Write out every entry exactly as it stands.

------ Data section ------

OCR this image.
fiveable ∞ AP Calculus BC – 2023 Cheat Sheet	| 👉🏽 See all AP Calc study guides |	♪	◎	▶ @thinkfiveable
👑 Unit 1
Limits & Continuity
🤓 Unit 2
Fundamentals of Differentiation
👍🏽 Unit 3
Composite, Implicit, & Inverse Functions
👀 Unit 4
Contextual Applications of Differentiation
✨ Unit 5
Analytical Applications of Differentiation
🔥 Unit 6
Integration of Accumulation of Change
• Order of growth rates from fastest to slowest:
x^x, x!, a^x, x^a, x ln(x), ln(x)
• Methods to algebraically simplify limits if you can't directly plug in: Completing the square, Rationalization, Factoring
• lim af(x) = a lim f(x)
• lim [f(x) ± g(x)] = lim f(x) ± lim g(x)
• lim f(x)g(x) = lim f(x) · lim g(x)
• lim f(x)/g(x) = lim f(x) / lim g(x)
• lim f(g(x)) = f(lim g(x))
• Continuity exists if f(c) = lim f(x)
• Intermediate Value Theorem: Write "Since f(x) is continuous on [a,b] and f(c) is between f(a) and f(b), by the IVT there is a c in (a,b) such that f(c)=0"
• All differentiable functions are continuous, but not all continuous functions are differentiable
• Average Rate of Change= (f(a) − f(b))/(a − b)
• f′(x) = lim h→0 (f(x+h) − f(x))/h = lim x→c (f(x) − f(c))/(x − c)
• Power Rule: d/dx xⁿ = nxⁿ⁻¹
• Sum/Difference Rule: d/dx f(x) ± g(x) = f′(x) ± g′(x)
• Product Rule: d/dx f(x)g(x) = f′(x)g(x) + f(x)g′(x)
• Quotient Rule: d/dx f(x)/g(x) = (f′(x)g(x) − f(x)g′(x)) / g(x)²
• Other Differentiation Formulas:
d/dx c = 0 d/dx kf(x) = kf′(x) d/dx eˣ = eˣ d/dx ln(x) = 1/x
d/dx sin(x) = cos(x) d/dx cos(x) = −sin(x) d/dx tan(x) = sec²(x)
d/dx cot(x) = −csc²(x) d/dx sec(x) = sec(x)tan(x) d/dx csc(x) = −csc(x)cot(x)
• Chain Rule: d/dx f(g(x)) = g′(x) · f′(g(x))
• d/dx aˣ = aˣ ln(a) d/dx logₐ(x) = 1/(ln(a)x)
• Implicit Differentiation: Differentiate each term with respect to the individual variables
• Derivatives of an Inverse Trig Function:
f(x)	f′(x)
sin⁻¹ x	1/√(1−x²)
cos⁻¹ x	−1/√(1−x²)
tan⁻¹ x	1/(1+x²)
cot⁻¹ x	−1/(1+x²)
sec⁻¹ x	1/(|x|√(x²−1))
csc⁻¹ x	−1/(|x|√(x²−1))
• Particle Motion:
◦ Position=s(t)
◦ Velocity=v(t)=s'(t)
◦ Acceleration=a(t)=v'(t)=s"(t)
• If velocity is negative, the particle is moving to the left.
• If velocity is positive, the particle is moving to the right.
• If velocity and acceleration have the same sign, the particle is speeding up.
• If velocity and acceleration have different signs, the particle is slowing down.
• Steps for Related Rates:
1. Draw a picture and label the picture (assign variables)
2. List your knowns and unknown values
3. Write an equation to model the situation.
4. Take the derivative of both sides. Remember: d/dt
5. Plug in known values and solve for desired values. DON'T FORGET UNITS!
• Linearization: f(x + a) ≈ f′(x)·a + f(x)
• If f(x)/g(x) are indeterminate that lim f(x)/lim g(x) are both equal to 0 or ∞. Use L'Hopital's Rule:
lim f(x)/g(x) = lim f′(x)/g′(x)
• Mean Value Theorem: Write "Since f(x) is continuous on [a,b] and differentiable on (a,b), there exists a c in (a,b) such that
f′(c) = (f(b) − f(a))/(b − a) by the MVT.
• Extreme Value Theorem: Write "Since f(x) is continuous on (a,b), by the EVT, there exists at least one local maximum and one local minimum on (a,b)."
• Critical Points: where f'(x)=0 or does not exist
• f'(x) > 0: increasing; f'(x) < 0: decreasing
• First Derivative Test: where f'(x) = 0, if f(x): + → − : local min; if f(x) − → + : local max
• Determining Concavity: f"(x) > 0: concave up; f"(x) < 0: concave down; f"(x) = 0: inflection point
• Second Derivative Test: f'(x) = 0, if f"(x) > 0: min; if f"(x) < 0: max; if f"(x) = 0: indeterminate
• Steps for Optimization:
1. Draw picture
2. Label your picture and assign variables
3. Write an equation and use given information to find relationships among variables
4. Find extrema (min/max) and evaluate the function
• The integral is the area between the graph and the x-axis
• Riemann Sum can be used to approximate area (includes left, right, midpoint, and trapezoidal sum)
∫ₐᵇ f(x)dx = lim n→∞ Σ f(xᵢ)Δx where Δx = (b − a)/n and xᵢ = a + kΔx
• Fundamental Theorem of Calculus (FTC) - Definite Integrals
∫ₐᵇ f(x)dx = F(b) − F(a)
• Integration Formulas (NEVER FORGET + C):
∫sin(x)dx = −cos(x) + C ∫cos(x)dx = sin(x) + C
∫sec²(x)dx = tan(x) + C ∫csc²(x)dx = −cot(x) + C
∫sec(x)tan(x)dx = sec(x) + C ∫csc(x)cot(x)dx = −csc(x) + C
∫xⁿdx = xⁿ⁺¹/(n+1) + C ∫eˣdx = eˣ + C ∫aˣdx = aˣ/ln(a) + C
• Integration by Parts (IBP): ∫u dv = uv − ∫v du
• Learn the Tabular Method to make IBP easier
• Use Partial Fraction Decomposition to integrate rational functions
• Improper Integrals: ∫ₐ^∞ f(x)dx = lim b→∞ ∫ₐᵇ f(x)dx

------

> **Complete output**:
OCR this image.
fiveable ∞ AP Calculus BC – 2023 Cheat Sheet	| 👉🏽 See all AP Calc study guides |	♪	◎	▶ @thinkfiveable
👑 Unit 1
Limits & Continuity
🤓 Unit 2
Fundamentals of Differentiation
👍🏽 Unit 3
Composite, Implicit, & Inverse Functions
👀 Unit 4
Contextual Applications of Differentiation
✨ Unit 5
Analytical Applications of Differentiation
🔥 Unit 6
Integration of Accumulation of Change
• Order of growth rates from fastest to slowest:
x^x, x!, a^x, x^a, x ln(x), ln(x)
• Methods to algebraically simplify limits if you can't directly plug in: Completing the square, Rationalization, Factoring
• lim af(x) = a lim f(x)
• lim [f(x) ± g(x)] = lim f(x) ± lim g(x)
• lim f(x)g(x) = lim f(x) · lim g(x)
• lim f(x)/g(x) = lim f(x) / lim g(x)
• lim f(g(x)) = f(lim g(x))
• Continuity exists if f(c) = lim f(x)
• Intermediate Value Theorem: Write "Since f(x) is continuous on [a,b] and f(c) is between f(a) and f(b), by the IVT there is a c in (a,b) such that f(c)=0"
• All differentiable functions are continuous, but not all continuous functions are differentiable
• Average Rate of Change= (f(a) − f(b))/(a − b)
• f′(x) = lim h→0 (f(x+h) − f(x))/h = lim x→c (f(x) − f(c))/(x − c)
• Power Rule: d/dx xⁿ = nxⁿ⁻¹
• Sum/Difference Rule: d/dx f(x) ± g(x) = f′(x) ± g′(x)
• Product Rule: d/dx f(x)g(x) = f′(x)g(x) + f(x)g′(x)
• Quotient Rule: d/dx f(x)/g(x) = (f′(x)g(x) − f(x)g′(x)) / g(x)²
• Other Differentiation Formulas:
d/dx c = 0 d/dx kf(x) = kf′(x) d/dx eˣ = eˣ d/dx ln(x) = 1/x
d/dx sin(x) = cos(x) d/dx cos(x) = −sin(x) d/dx tan(x) = sec²(x)
d/dx cot(x) = −csc²(x) d/dx sec(x) = sec(x)tan(x) d/dx csc(x) = −csc(x)cot(x)
• Chain Rule: d/dx f(g(x)) = g′(x) · f′(g(x))
• d/dx aˣ = aˣ ln(a) d/dx logₐ(x) = 1/(ln(a)x)
• Implicit Differentiation: Differentiate each term with respect to the individual variables
• Derivatives of an Inverse Trig Function:
f(x)	f′(x)
sin⁻¹ x	1/√(1−x²)
cos⁻¹ x	−1/√(1−x²)
tan⁻¹ x	1/(1+x²)
cot⁻¹ x	−1/(1+x²)
sec⁻¹ x	1/(|x|√(x²−1))
csc⁻¹ x	−1/(|x|√(x²−1))
• Particle Motion:
◦ Position=s(t)
◦ Velocity=v(t)=s'(t)
◦ Acceleration=a(t)=v'(t)=s"(t)
• If velocity is negative, the particle is moving to the left.
• If velocity is positive, the particle is moving to the right.
• If velocity and acceleration have the same sign, the particle is speeding up.
• If velocity and acceleration have different signs, the particle is slowing down.
• Steps for Related Rates:
1. Draw a picture and label the picture (assign variables)
2. List your knowns and unknown values
3. Write an equation to model the situation.
4. Take the derivative of both sides. Remember: d/dt
5. Plug in known values and solve for desired values. DON'T FORGET UNITS!
• Linearization: f(x + a) ≈ f′(x)·a + f(x)
• If f(x)/g(x) are indeterminate that lim f(x)/lim g(x) are both equal to 0 or ∞. Use L'Hopital's Rule:
lim f(x)/g(x) = lim f′(x)/g′(x)
• Mean Value Theorem: Write "Since f(x) is continuous on [a,b] and differentiable on (a,b), there exists a c in (a,b) such that
f′(c) = (f(b) − f(a))/(b − a) by the MVT.
• Extreme Value Theorem: Write "Since f(x) is continuous on (a,b), by the EVT, there exists at least one local maximum and one local minimum on (a,b)."
• Critical Points: where f'(x)=0 or does not exist
• f'(x) > 0: increasing; f'(x) < 0: decreasing
• First Derivative Test: where f'(x) = 0, if f(x): + → − : local min; if f(x) − → + : local max
• Determining Concavity: f"(x) > 0: concave up; f"(x) < 0: concave down; f"(x) = 0: inflection point
• Second Derivative Test: f'(x) = 0, if f"(x) > 0: min; if f"(x) < 0: max; if f"(x) = 0: indeterminate
• Steps for Optimization:
1. Draw picture
2. Label your picture and assign variables
3. Write an equation and use given information to find relationships among variables
4. Find extrema (min/max) and evaluate the function
• The integral is the area between the graph and the x-axis
• Riemann Sum can be used to approximate area (includes left, right, midpoint, and trapezoidal sum)
∫ₐᵇ f(x)dx = lim n→∞ Σ f(xᵢ)Δx where Δx = (b − a)/n and xᵢ = a + kΔx
• Fundamental Theorem of Calculus (FTC) - Definite Integrals
∫ₐᵇ f(x)dx = F(b) − F(a)
• Integration Formulas (NEVER FORGET + C):
∫sin(x)dx = −cos(x) + C ∫cos(x)dx = sin(x) + C
∫sec²(x)dx = tan(x) + C ∫csc²(x)dx = −cot(x) + C
∫sec(x)tan(x)dx = sec(x) + C ∫csc(x)cot(x)dx = −csc(x) + C
∫xⁿdx = xⁿ⁺¹/(n+1) + C ∫eˣdx = eˣ + C ∫aˣdx = aˣ/ln(a) + C
• Integration by Parts (IBP): ∫u dv = uv − ∫v du
• Learn the Tabular Method to make IBP easier
• Use Partial Fraction Decomposition to integrate rational functions
• Improper Integrals: ∫ₐ^∞ f(x)dx = lim b→∞ ∫ₐᵇ f(x)dx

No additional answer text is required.